Problem to work on:
Transcribe all the records exactly and omit any images they hold.

□ □ □

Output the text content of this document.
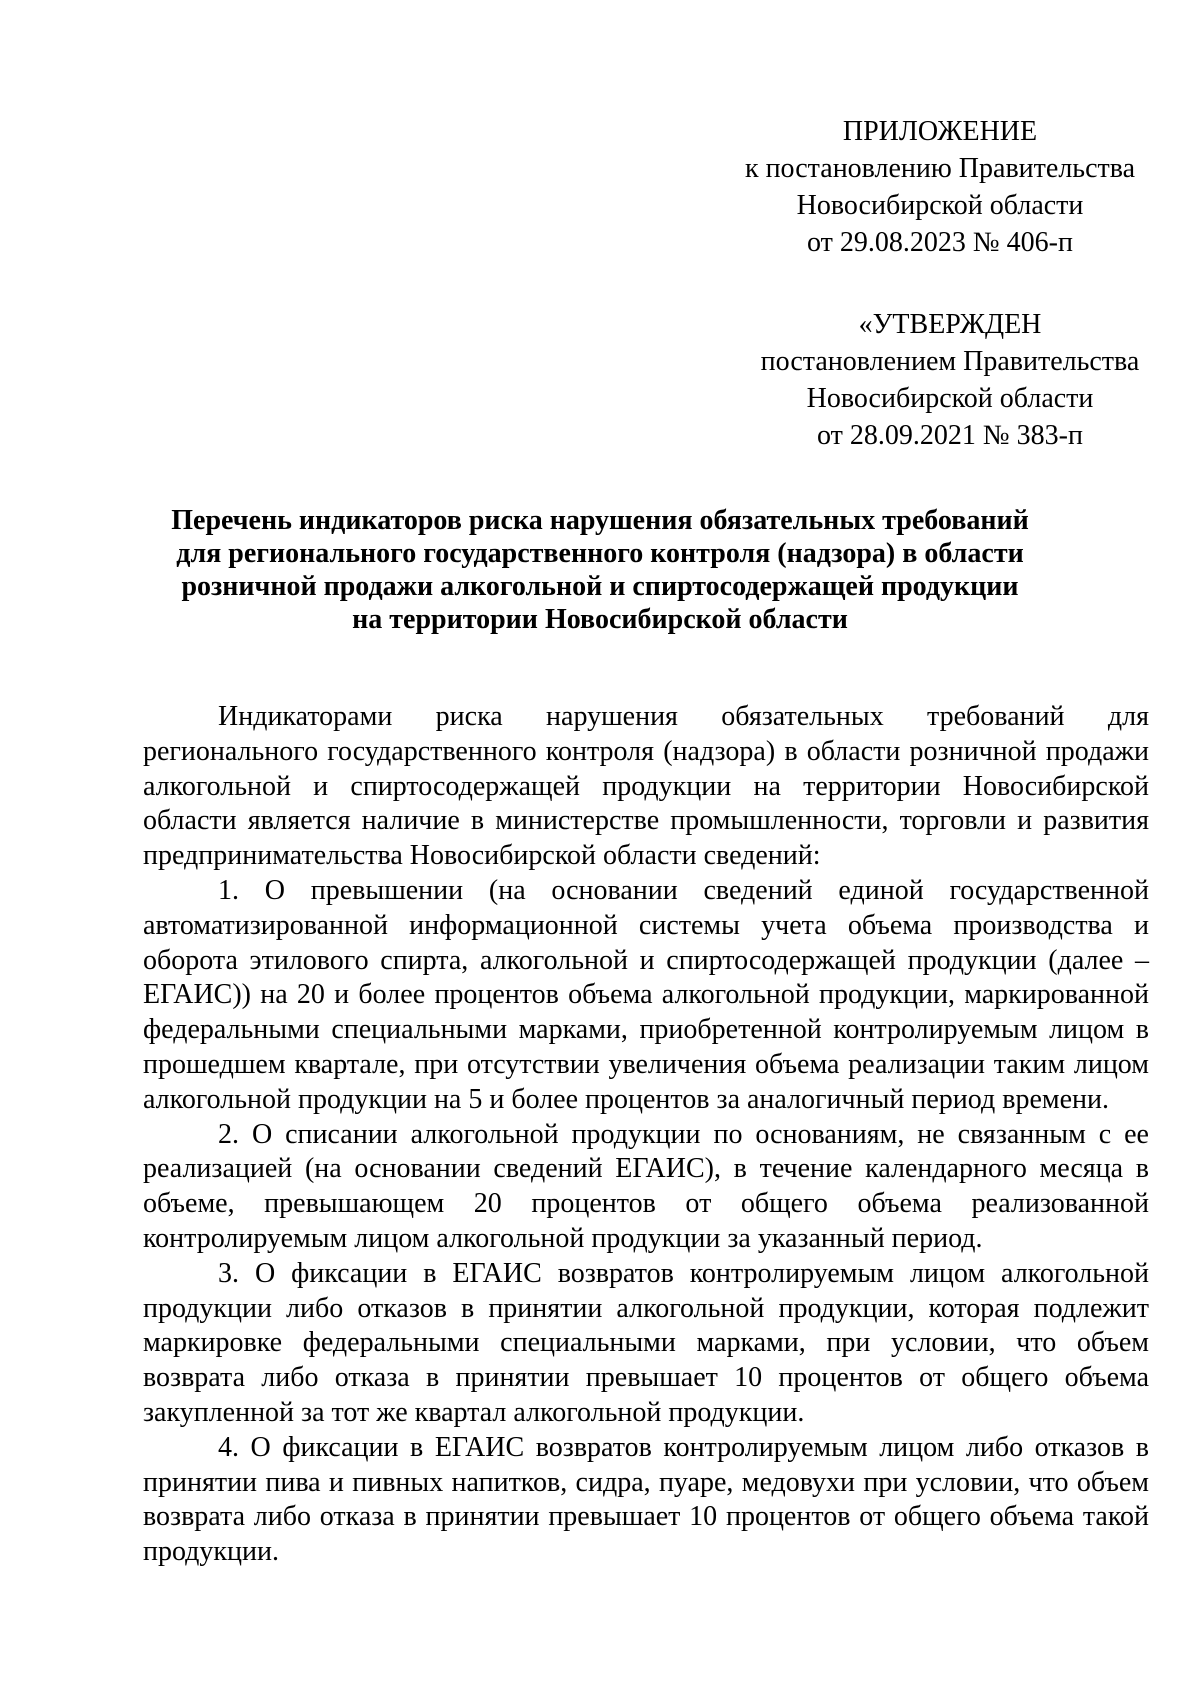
ПРИЛОЖЕНИЕ
к постановлению Правительства
Новосибирской области
от 29.08.2023 № 406-п
«УТВЕРЖДЕН
постановлением Правительства
Новосибирской области
от 28.09.2021 № 383-п
Перечень индикаторов риска нарушения обязательных требований
для регионального государственного контроля (надзора) в области
розничной продажи алкогольной и спиртосодержащей продукции
на территории Новосибирской области

Индикаторами риска нарушения обязательных требований для регионального государственного контроля (надзора) в области розничной продажи алкогольной и спиртосодержащей продукции на территории Новосибирской области является наличие в министерстве промышленности, торговли и развития предпринимательства Новосибирской области сведений:

1. О превышении (на основании сведений единой государственной автоматизированной информационной системы учета объема производства и оборота этилового спирта, алкогольной и спиртосодержащей продукции (далее – ЕГАИС)) на 20 и более процентов объема алкогольной продукции, маркированной федеральными специальными марками, приобретенной контролируемым лицом в прошедшем квартале, при отсутствии увеличения объема реализации таким лицом алкогольной продукции на 5 и более процентов за аналогичный период времени.

2. О списании алкогольной продукции по основаниям, не связанным с ее реализацией (на основании сведений ЕГАИС), в течение календарного месяца в объеме, превышающем 20 процентов от общего объема реализованной контролируемым лицом алкогольной продукции за указанный период.

3. О фиксации в ЕГАИС возвратов контролируемым лицом алкогольной продукции либо отказов в принятии алкогольной продукции, которая подлежит маркировке федеральными специальными марками, при условии, что объем возврата либо отказа в принятии превышает 10 процентов от общего объема закупленной за тот же квартал алкогольной продукции.

4. О фиксации в ЕГАИС возвратов контролируемым лицом либо отказов в принятии пива и пивных напитков, сидра, пуаре, медовухи при условии, что объем возврата либо отказа в принятии превышает 10 процентов от общего объема такой продукции.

□ □ □

Output for this exercise:
Output the text content of this document.
ПРИЛОЖЕНИЕ
к постановлению Правительства
Новосибирской области
от 29.08.2023 № 406-п
«УТВЕРЖДЕН
постановлением Правительства
Новосибирской области
от 28.09.2021 № 383-п
Перечень индикаторов риска нарушения обязательных требований
для регионального государственного контроля (надзора) в области
розничной продажи алкогольной и спиртосодержащей продукции
на территории Новосибирской области

Индикаторами риска нарушения обязательных требований для регионального государственного контроля (надзора) в области розничной продажи алкогольной и спиртосодержащей продукции на территории Новосибирской области является наличие в министерстве промышленности, торговли и развития предпринимательства Новосибирской области сведений:

1. О превышении (на основании сведений единой государственной автоматизированной информационной системы учета объема производства и оборота этилового спирта, алкогольной и спиртосодержащей продукции (далее – ЕГАИС)) на 20 и более процентов объема алкогольной продукции, маркированной федеральными специальными марками, приобретенной контролируемым лицом в прошедшем квартале, при отсутствии увеличения объема реализации таким лицом алкогольной продукции на 5 и более процентов за аналогичный период времени.

2. О списании алкогольной продукции по основаниям, не связанным с ее реализацией (на основании сведений ЕГАИС), в течение календарного месяца в объеме, превышающем 20 процентов от общего объема реализованной контролируемым лицом алкогольной продукции за указанный период.

3. О фиксации в ЕГАИС возвратов контролируемым лицом алкогольной продукции либо отказов в принятии алкогольной продукции, которая подлежит маркировке федеральными специальными марками, при условии, что объем возврата либо отказа в принятии превышает 10 процентов от общего объема закупленной за тот же квартал алкогольной продукции.

4. О фиксации в ЕГАИС возвратов контролируемым лицом либо отказов в принятии пива и пивных напитков, сидра, пуаре, медовухи при условии, что объем возврата либо отказа в принятии превышает 10 процентов от общего объема такой продукции.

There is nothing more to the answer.